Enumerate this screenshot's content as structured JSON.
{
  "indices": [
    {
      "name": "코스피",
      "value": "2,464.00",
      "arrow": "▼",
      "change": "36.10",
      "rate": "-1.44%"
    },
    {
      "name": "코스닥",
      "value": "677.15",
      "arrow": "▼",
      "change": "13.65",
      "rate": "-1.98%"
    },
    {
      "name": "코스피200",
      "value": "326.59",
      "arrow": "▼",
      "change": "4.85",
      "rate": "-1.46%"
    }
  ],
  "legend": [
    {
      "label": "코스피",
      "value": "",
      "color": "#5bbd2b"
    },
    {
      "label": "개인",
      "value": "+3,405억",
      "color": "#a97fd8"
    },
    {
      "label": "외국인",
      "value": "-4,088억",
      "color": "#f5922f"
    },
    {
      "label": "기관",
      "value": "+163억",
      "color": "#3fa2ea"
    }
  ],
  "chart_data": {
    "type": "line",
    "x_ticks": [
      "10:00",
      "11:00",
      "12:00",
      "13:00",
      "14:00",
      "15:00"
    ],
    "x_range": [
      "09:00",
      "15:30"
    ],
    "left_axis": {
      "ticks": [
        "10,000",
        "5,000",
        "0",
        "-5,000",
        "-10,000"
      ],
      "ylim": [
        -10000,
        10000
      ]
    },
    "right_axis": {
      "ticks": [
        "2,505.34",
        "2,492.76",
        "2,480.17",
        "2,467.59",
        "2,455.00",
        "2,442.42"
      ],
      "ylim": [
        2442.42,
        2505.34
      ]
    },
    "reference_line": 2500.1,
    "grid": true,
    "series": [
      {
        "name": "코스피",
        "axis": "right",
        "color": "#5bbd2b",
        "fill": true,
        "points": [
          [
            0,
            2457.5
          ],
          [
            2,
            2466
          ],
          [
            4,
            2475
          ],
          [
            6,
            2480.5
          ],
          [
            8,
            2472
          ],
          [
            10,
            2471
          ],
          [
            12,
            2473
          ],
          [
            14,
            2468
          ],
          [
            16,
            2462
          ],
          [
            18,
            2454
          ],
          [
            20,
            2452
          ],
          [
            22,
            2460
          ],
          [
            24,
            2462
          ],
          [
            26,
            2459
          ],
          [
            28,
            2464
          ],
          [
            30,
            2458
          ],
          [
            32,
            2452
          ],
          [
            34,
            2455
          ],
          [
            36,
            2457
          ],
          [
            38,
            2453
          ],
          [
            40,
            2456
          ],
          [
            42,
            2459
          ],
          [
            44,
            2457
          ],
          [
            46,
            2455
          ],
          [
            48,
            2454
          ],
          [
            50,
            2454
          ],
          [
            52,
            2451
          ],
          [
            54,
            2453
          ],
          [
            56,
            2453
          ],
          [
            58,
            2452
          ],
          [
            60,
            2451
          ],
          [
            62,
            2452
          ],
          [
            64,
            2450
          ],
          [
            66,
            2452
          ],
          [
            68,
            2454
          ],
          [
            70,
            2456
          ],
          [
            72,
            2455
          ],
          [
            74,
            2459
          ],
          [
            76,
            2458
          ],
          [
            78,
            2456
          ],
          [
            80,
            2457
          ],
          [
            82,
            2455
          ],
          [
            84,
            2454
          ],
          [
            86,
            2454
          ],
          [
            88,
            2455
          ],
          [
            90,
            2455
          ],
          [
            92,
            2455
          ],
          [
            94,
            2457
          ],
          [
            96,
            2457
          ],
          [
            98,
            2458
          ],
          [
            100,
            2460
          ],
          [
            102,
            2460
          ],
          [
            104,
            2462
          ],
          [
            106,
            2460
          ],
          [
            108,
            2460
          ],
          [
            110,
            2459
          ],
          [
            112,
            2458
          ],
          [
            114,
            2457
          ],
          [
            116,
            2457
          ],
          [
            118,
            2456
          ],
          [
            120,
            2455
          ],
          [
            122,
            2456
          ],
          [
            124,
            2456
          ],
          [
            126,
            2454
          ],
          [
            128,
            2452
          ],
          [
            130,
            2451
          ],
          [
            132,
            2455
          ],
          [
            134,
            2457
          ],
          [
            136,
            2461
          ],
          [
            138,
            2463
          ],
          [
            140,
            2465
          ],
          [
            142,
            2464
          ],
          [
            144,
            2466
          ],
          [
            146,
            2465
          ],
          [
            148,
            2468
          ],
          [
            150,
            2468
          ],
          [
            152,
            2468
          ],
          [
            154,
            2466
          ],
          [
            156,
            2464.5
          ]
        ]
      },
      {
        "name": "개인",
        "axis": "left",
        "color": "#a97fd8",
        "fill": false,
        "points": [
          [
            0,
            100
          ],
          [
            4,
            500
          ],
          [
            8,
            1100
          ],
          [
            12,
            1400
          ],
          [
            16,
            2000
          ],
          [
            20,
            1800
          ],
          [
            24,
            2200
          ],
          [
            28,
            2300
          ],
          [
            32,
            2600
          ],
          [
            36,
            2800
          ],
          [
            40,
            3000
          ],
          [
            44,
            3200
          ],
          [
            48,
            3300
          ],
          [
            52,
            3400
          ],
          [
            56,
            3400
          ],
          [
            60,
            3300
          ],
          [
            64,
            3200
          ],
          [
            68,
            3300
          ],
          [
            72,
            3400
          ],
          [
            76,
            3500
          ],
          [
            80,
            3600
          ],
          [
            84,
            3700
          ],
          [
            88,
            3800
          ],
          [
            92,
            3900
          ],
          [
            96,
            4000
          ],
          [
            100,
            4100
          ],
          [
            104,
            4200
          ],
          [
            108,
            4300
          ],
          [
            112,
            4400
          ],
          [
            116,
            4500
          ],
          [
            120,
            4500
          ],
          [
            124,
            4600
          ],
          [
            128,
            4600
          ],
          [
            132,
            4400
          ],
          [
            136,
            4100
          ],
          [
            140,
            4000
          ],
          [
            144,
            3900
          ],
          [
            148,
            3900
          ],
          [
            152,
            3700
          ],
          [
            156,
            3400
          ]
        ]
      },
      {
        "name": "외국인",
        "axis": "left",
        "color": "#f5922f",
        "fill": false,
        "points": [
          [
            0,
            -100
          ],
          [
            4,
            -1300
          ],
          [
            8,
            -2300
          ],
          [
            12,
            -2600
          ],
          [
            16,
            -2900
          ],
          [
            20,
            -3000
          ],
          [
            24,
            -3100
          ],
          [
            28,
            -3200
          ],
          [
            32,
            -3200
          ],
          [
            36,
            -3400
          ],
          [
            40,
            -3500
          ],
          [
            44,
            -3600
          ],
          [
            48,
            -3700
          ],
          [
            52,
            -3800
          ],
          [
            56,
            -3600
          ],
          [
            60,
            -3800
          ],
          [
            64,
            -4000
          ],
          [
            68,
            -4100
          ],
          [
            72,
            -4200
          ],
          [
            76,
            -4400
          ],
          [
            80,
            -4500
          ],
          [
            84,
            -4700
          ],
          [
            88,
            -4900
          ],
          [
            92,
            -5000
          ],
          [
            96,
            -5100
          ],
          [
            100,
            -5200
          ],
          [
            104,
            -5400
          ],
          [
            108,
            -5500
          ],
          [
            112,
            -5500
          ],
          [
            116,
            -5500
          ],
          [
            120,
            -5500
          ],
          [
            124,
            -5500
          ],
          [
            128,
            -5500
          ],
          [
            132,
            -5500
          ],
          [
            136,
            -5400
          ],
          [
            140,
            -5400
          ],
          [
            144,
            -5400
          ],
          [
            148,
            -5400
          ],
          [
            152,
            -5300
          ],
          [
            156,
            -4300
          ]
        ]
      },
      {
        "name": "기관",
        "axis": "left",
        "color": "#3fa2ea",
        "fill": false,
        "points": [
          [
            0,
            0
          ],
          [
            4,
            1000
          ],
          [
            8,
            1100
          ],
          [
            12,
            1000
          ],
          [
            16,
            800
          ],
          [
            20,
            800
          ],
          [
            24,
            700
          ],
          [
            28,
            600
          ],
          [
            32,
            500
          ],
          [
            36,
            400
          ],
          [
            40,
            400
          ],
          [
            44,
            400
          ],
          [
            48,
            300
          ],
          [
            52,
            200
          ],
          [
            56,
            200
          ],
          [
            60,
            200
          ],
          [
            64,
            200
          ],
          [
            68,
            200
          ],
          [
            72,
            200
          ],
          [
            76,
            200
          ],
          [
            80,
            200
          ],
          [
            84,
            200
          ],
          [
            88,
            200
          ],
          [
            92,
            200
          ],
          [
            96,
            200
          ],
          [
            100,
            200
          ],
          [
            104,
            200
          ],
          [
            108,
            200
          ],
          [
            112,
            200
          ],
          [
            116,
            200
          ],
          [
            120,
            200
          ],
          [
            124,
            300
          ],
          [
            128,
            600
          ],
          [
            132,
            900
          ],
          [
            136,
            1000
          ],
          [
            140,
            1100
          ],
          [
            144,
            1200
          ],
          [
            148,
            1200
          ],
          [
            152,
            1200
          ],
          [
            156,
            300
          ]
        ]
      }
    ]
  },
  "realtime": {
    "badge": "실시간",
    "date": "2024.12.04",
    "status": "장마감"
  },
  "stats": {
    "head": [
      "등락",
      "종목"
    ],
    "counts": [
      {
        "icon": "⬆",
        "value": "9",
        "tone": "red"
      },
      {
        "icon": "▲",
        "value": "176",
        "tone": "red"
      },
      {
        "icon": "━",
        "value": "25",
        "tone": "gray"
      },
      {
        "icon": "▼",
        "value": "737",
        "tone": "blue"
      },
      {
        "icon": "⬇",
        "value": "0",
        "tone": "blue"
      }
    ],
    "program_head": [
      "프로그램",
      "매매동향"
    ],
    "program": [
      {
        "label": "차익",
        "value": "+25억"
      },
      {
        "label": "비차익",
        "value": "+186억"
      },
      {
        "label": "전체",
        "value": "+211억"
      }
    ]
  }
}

· · · ·

Check each line above for the word "name" and copy the ones that have it.

--- SOLUTION ---
      "name": "코스피",
      "name": "코스닥",
      "name": "코스피200",
        "name": "코스피",
        "name": "개인",
        "name": "외국인",
        "name": "기관",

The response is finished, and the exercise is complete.